Search the data for the string "carta" and gather each line it is in.

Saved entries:
---

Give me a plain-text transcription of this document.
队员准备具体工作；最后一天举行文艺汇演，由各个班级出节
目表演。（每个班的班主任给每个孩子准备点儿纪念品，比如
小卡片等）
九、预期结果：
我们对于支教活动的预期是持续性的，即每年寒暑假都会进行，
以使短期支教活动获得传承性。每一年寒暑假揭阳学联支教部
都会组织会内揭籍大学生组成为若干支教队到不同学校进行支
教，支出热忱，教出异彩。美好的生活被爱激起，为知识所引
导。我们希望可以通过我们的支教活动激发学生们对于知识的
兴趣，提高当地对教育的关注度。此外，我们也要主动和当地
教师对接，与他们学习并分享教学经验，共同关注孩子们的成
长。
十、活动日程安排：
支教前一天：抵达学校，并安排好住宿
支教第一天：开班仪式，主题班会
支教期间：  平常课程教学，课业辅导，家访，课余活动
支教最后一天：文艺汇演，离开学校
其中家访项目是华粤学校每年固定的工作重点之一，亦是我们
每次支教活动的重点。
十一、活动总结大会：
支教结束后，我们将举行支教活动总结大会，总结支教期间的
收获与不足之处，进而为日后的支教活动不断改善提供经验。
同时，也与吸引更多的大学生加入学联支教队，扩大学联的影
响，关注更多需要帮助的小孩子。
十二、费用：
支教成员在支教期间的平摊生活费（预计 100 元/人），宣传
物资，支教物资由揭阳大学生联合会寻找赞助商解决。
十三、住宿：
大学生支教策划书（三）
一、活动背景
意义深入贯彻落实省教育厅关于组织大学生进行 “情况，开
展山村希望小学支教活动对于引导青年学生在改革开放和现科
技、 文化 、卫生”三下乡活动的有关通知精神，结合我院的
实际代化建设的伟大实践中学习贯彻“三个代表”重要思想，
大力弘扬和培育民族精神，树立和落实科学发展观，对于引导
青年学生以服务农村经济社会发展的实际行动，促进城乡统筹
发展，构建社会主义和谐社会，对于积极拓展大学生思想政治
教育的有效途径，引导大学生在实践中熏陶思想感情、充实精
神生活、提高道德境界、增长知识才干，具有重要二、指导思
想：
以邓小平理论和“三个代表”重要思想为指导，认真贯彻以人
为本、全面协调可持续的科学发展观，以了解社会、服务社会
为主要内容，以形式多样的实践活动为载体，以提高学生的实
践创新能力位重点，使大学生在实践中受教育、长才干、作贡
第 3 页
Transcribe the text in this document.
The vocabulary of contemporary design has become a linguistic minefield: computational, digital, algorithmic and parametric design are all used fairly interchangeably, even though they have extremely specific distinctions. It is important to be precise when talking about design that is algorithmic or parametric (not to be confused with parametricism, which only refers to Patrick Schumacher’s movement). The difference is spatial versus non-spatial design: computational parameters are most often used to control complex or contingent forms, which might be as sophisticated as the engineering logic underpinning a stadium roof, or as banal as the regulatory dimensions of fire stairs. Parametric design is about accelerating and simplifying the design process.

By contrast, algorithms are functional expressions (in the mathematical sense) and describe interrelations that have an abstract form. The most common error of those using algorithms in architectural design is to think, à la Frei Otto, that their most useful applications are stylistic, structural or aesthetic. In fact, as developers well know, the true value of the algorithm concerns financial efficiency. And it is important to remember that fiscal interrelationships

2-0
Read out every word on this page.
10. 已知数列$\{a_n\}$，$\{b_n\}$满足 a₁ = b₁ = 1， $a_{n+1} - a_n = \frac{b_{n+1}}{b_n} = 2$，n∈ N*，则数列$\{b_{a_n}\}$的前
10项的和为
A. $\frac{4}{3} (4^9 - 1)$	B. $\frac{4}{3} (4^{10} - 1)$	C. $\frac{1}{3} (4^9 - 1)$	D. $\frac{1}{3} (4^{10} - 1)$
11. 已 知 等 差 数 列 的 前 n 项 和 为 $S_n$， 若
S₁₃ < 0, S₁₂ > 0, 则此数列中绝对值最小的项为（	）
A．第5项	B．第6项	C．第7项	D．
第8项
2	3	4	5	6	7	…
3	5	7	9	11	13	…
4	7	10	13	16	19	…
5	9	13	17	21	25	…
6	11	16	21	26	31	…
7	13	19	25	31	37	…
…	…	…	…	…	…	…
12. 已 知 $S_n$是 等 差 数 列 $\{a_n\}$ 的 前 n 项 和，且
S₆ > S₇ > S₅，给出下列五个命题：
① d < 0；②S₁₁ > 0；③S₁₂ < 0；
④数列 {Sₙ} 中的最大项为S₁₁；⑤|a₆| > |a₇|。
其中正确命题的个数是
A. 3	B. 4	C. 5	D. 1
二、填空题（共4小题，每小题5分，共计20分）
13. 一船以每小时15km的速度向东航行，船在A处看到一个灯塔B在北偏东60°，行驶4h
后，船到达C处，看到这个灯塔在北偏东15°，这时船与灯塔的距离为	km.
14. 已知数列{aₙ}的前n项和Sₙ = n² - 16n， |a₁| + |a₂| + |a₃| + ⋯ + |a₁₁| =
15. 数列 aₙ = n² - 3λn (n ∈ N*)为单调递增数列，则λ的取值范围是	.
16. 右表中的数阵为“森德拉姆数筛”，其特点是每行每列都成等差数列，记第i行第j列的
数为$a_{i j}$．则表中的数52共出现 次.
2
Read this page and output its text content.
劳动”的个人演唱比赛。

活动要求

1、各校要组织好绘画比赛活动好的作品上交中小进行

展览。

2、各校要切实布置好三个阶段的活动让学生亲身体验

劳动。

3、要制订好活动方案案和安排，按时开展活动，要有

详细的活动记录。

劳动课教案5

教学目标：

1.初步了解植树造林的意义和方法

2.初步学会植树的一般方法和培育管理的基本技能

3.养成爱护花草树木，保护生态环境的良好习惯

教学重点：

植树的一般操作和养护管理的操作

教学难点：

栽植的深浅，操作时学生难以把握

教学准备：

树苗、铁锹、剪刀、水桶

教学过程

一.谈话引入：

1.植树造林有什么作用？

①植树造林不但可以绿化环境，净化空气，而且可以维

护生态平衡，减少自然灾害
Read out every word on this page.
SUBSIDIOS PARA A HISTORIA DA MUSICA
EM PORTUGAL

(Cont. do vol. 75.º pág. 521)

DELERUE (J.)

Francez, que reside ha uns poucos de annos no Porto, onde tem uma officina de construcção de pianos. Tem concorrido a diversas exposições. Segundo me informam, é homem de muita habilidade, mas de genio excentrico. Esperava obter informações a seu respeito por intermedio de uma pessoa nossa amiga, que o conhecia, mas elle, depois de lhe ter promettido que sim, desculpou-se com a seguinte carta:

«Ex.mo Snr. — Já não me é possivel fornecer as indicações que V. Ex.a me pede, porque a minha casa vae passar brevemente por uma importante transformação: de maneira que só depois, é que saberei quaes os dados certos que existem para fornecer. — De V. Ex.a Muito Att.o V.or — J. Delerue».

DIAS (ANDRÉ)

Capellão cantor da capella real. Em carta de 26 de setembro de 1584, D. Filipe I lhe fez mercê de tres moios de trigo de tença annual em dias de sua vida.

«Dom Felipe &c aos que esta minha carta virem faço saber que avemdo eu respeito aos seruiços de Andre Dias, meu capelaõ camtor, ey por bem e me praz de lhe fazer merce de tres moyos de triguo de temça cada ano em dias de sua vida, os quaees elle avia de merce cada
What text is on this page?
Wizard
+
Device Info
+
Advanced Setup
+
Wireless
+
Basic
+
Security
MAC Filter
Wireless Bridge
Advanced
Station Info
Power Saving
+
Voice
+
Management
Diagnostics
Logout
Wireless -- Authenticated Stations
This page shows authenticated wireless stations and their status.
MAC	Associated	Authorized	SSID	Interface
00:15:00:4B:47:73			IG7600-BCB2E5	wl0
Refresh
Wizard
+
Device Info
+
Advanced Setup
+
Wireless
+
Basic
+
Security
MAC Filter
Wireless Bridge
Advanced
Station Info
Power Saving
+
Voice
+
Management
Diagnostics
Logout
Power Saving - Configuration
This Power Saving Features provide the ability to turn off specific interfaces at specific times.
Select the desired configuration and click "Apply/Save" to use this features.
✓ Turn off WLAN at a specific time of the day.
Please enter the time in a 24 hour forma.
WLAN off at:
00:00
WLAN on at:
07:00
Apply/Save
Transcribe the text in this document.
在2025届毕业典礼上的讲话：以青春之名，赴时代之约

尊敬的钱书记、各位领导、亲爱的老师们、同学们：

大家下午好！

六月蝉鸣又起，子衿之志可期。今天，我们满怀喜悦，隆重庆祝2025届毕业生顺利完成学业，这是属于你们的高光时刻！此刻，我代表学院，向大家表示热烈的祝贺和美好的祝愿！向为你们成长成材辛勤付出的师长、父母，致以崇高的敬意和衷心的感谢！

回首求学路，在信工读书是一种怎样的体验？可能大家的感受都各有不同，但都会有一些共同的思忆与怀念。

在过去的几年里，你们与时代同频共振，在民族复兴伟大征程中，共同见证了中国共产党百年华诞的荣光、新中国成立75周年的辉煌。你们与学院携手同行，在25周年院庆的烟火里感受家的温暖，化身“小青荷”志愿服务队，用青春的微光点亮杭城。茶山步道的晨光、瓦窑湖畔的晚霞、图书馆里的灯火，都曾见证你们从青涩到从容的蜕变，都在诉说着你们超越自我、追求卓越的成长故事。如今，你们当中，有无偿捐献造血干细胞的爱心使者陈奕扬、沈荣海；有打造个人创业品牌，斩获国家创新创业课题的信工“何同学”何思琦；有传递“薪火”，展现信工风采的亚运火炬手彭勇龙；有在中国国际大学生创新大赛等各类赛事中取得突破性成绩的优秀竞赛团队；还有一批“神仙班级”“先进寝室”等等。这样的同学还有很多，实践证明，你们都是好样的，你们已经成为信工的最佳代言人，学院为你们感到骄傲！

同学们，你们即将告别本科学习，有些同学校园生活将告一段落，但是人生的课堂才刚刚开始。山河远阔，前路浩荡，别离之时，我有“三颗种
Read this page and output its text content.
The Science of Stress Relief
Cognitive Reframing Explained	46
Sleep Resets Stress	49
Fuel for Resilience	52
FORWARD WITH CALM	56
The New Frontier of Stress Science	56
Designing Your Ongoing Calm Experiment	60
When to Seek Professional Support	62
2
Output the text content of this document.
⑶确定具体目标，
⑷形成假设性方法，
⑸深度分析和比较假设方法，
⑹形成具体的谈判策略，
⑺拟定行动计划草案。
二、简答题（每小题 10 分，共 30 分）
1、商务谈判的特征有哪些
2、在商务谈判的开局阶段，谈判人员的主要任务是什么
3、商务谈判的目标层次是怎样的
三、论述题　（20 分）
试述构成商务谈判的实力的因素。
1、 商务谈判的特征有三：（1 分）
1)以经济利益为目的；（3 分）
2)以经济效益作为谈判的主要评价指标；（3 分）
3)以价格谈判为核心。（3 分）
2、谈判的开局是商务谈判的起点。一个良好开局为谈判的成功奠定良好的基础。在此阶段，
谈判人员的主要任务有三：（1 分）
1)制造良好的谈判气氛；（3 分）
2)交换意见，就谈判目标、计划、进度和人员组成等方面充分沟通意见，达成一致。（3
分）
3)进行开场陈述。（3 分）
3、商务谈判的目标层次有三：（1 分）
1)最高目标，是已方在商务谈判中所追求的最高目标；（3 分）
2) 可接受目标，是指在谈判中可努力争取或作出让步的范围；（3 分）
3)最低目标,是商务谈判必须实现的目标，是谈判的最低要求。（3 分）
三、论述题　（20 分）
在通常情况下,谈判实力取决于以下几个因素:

---

→ Task solution:
Francez, que reside ha uns poucos de annos no Porto, onde tem uma officina de construcção de pianos. Tem concorrido a diversas exposições. Segundo me informam, é homem de muita habilidade, mas de genio excentrico. Esperava obter informações a seu respeito por intermedio de uma pessoa nossa amiga, que o conhecia, mas elle, depois de lhe ter promettido que sim, desculpou-se com a seguinte carta:
Capellão cantor da capella real. Em carta de 26 de setembro de 1584, D. Filipe I lhe fez mercê de tres moios de trigo de tença annual em dias de sua vida.
«Dom Felipe &c aos que esta minha carta virem faço saber que avemdo eu respeito aos seruiços de Andre Dias, meu capelaõ camtor, ey por bem e me praz de lhe fazer merce de tres moyos de triguo de temça cada ano em dias de sua vida, os quaees elle avia de merce cada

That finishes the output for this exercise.